▶ [Assignment]
In the data, extract each line that holds the string "atrial".

Input data Block Start

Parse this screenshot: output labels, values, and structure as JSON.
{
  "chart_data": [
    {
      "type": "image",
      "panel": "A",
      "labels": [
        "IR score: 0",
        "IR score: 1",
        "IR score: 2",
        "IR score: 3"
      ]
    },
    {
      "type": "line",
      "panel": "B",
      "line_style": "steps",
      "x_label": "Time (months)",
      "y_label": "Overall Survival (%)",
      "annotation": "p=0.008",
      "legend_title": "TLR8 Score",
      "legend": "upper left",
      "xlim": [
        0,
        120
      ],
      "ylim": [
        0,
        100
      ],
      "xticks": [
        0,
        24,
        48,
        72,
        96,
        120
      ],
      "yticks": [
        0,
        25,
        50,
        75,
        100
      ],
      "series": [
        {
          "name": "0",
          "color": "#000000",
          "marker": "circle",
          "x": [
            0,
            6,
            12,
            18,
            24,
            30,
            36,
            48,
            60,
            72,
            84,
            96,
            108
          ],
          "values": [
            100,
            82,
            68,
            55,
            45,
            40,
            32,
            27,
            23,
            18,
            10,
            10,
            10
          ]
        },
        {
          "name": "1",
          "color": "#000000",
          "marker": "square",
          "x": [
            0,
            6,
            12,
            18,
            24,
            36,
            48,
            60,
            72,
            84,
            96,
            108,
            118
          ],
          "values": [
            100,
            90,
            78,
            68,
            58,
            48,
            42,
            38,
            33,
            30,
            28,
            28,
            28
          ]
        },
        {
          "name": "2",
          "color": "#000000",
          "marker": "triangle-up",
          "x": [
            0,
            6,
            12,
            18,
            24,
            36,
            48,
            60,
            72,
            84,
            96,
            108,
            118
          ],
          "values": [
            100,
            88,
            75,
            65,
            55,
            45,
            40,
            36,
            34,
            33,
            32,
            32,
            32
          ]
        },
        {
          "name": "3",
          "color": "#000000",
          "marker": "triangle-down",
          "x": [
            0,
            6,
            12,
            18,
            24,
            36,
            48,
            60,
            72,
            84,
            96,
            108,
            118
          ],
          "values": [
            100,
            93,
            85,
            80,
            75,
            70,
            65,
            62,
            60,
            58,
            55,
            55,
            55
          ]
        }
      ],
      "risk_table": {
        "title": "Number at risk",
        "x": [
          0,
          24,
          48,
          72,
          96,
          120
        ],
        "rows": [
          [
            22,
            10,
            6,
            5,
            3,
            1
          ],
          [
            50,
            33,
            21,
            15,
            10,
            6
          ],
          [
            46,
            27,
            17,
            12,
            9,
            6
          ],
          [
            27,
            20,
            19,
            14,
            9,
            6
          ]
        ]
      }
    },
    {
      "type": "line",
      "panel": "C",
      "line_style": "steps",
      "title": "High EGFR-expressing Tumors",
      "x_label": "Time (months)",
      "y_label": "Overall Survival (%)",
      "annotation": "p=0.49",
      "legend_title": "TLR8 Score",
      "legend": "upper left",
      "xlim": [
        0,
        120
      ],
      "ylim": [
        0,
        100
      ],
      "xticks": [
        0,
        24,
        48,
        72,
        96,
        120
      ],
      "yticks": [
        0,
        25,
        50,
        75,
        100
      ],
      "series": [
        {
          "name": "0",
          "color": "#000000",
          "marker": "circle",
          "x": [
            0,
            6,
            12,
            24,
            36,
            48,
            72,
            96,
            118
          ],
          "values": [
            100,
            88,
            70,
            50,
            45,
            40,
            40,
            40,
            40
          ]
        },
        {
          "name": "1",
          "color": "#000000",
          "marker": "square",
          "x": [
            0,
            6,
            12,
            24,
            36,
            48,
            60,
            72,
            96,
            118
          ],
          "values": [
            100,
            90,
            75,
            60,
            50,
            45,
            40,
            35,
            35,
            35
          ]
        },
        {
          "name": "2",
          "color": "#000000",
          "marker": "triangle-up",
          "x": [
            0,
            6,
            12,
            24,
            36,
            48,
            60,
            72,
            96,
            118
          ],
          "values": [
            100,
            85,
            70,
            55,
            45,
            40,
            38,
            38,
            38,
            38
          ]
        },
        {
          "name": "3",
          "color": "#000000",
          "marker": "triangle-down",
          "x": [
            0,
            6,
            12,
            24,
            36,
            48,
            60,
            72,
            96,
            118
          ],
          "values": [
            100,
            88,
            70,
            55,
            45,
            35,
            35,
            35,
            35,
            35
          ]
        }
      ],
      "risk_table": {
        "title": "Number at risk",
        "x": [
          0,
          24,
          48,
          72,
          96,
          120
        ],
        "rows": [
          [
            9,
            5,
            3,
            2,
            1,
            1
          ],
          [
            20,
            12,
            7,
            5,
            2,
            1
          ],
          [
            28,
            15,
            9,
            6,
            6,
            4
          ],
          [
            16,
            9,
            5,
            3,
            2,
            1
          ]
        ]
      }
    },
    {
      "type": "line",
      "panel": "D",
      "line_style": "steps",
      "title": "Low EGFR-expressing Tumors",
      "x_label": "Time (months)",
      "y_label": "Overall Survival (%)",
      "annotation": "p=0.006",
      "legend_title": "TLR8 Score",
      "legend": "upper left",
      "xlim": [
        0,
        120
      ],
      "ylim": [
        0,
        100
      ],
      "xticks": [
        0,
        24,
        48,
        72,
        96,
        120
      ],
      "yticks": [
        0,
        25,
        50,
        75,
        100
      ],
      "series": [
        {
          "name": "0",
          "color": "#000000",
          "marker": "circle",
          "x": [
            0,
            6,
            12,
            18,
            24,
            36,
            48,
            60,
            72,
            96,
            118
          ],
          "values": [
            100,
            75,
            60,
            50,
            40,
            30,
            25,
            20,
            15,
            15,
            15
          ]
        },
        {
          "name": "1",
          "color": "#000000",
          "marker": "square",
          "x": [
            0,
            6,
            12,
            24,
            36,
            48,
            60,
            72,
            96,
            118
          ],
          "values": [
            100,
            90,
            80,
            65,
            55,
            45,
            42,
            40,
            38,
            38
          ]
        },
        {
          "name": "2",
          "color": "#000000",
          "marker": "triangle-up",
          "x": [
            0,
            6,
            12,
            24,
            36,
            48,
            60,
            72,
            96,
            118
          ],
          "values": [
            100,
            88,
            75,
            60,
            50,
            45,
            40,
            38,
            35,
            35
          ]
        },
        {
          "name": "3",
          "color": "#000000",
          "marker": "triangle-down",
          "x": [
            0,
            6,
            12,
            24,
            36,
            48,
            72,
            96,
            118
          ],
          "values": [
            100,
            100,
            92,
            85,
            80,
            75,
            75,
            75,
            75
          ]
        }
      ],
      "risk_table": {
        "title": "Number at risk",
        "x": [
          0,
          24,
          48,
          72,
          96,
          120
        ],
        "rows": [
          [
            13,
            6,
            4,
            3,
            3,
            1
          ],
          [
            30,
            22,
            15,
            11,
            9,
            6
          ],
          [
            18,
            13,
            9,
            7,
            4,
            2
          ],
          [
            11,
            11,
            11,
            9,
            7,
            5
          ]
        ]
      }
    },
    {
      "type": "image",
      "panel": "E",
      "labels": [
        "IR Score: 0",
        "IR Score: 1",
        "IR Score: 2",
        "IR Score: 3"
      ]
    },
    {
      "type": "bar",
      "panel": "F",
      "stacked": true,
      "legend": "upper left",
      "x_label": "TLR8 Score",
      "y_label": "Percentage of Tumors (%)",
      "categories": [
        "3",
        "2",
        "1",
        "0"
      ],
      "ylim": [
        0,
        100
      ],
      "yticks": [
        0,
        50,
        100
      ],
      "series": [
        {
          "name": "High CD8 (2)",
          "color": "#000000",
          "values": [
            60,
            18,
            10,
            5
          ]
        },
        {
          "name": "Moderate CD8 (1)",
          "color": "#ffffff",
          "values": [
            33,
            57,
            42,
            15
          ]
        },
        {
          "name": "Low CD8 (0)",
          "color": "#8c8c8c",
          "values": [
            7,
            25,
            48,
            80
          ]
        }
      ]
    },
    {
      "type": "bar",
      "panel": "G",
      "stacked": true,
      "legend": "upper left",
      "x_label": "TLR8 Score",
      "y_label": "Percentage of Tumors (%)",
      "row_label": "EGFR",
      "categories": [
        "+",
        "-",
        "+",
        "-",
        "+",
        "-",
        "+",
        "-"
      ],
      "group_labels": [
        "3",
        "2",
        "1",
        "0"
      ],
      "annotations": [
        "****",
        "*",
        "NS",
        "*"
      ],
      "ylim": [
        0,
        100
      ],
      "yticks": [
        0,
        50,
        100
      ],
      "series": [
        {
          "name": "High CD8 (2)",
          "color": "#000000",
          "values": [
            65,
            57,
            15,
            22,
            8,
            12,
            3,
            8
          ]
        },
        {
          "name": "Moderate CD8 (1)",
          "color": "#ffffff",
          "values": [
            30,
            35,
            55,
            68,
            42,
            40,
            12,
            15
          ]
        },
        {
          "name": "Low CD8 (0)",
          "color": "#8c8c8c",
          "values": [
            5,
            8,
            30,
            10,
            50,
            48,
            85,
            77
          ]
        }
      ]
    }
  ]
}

Input data Block End
Input data Block Start

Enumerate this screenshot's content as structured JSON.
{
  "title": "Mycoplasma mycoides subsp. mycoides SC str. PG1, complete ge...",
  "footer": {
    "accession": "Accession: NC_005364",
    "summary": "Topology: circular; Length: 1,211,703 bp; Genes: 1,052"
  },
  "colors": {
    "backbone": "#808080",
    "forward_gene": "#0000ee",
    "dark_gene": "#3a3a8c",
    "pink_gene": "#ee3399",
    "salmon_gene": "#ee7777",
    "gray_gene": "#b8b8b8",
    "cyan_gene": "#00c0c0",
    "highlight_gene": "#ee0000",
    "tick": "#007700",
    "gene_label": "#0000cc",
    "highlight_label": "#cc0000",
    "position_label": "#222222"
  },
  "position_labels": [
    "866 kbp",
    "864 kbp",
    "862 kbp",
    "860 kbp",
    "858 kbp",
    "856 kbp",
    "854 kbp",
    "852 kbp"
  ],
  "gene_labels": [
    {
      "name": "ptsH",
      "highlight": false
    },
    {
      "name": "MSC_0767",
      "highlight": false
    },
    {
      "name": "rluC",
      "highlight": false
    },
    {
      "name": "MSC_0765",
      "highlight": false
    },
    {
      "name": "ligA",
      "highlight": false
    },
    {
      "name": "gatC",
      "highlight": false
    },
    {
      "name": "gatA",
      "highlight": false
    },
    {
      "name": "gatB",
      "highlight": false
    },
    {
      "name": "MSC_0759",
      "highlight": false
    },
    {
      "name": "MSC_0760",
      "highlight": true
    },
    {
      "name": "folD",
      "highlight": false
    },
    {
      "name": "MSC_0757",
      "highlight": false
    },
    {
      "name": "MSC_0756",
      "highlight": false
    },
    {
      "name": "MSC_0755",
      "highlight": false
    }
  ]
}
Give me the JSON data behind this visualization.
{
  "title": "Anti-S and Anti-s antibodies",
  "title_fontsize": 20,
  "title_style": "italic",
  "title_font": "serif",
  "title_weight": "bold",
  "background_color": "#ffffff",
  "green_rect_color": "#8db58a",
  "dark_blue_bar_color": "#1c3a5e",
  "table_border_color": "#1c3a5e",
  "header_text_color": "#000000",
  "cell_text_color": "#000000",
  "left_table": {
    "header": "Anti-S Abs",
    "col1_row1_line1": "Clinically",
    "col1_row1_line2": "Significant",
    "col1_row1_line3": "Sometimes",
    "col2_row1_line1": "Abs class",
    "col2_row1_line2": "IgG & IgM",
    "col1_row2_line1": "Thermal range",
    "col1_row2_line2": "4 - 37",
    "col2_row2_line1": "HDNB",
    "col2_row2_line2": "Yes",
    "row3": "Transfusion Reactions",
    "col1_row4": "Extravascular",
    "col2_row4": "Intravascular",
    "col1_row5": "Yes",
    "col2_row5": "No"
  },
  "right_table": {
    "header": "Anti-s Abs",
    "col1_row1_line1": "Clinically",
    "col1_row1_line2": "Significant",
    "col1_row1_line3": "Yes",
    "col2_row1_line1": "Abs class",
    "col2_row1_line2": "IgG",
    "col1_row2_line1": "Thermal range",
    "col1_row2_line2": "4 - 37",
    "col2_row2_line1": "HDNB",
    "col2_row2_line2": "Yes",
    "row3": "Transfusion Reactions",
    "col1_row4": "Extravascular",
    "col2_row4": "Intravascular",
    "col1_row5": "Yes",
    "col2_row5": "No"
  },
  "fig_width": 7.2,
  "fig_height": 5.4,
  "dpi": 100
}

Input data Block End
Input data Block Start

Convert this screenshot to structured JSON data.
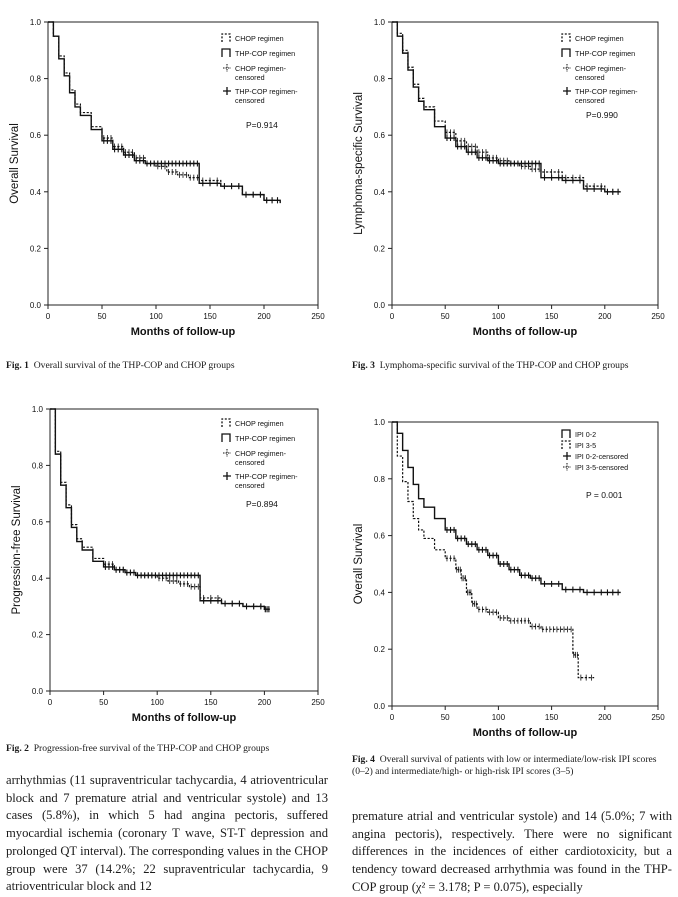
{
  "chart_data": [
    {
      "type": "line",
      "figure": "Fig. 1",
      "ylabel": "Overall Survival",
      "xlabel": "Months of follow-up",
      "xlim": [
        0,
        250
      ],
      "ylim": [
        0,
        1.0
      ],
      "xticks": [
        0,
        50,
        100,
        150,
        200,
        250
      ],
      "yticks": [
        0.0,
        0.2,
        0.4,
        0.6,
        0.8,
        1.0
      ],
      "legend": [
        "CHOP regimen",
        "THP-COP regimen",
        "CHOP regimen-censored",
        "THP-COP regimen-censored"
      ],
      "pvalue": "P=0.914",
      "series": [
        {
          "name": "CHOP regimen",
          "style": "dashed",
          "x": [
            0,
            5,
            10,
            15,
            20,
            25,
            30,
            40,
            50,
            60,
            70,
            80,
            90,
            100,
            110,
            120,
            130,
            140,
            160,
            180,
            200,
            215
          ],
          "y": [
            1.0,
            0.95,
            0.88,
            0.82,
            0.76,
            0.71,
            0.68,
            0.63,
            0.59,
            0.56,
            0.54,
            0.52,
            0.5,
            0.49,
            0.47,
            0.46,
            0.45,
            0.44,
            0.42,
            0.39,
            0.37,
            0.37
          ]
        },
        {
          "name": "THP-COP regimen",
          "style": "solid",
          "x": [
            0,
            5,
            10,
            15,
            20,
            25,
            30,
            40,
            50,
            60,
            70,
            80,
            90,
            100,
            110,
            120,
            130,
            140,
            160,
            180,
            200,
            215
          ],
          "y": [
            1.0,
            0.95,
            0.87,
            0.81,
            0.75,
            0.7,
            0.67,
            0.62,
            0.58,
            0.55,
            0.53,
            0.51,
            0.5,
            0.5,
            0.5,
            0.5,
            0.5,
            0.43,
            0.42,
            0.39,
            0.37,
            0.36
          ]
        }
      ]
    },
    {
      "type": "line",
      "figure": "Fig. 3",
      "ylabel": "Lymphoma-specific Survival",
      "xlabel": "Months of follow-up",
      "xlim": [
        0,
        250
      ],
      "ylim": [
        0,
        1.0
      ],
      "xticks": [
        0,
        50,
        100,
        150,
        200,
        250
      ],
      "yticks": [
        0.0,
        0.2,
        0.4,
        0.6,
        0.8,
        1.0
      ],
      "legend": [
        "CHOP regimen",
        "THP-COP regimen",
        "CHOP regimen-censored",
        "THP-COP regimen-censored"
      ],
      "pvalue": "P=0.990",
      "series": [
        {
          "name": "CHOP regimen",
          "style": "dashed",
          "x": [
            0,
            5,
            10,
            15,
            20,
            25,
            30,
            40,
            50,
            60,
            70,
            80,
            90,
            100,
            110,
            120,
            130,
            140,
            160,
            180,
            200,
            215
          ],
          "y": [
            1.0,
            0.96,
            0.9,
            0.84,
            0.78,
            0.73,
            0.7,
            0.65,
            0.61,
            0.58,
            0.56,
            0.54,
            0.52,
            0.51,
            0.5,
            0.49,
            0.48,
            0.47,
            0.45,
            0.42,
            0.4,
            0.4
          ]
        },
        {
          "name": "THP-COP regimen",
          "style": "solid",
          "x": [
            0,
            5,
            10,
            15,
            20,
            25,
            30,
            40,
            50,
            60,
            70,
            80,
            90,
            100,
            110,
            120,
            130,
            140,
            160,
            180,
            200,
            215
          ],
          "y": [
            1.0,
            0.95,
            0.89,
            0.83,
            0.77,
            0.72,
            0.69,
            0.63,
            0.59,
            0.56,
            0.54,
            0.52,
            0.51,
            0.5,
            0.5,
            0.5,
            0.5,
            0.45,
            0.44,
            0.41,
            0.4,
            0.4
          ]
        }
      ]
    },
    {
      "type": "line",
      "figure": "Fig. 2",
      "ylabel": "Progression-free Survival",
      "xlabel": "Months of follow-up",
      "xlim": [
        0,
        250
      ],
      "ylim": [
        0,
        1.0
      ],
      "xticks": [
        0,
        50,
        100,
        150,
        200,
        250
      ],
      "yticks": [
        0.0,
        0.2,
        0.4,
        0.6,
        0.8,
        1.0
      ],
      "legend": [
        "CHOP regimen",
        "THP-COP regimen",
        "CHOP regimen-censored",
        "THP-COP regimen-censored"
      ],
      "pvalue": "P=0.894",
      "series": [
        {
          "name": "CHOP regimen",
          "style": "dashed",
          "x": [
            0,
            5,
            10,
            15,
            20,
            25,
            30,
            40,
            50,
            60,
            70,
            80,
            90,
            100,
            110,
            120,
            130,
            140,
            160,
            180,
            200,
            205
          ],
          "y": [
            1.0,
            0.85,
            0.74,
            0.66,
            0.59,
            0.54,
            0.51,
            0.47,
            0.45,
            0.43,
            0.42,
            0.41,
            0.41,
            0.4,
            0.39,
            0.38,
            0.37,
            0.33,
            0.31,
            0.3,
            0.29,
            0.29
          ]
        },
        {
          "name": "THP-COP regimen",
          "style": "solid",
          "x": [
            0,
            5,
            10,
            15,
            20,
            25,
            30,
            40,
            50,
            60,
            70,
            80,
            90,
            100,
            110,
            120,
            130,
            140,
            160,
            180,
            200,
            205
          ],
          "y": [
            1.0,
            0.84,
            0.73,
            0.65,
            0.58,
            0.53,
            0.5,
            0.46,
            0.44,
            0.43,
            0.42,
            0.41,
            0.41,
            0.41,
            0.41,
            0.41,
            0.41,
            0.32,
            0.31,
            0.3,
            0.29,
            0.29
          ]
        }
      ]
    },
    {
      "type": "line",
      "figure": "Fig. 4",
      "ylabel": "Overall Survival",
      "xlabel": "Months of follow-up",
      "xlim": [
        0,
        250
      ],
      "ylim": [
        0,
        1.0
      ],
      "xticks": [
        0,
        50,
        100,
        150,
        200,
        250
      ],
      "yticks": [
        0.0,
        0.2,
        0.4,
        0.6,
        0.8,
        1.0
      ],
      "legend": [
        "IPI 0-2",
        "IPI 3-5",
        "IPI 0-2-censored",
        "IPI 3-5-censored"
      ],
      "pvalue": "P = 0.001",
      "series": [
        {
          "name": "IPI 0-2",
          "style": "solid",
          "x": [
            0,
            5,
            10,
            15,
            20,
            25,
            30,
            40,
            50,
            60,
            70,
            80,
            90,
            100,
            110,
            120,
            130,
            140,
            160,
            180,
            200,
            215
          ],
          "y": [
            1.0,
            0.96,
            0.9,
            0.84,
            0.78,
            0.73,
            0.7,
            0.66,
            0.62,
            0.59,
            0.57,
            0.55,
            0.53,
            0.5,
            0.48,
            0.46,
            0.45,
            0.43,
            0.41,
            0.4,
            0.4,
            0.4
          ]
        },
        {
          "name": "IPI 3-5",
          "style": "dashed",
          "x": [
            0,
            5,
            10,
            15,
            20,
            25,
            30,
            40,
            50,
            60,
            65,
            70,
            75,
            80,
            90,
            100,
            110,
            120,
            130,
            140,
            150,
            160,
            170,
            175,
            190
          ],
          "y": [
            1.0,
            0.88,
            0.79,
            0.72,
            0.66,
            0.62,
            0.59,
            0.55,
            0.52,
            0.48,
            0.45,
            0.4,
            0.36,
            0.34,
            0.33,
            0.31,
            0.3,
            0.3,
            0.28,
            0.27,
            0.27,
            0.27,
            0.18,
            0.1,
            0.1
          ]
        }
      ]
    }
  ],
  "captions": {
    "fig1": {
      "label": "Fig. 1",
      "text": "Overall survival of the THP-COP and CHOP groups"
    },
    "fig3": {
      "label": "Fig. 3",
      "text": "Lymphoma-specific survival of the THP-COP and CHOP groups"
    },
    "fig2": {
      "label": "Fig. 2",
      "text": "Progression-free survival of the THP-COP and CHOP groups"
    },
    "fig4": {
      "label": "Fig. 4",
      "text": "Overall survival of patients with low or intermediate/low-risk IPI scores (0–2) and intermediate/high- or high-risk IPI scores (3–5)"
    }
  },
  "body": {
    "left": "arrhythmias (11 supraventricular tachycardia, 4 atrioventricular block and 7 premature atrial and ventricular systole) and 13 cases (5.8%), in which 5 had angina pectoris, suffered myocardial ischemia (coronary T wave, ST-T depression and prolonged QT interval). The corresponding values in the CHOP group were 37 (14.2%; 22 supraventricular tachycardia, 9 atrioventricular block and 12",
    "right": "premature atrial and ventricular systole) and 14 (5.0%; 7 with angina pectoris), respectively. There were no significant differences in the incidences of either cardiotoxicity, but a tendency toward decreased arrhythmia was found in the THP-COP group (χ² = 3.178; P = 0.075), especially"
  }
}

Input data Block End

▶ [Response to this task]
    "left": "arrhythmias (11 supraventricular tachycardia, 4 atrioventricular block and 7 premature atrial and ventricular systole) and 13 cases (5.8%), in which 5 had angina pectoris, suffered myocardial ischemia (coronary T wave, ST-T depression and prolonged QT interval). The corresponding values in the CHOP group were 37 (14.2%; 22 supraventricular tachycardia, 9 atrioventricular block and 12",
    "right": "premature atrial and ventricular systole) and 14 (5.0%; 7 with angina pectoris), respectively. There were no significant differences in the incidences of either cardiotoxicity, but a tendency toward decreased arrhythmia was found in the THP-COP group (χ² = 3.178; P = 0.075), especially"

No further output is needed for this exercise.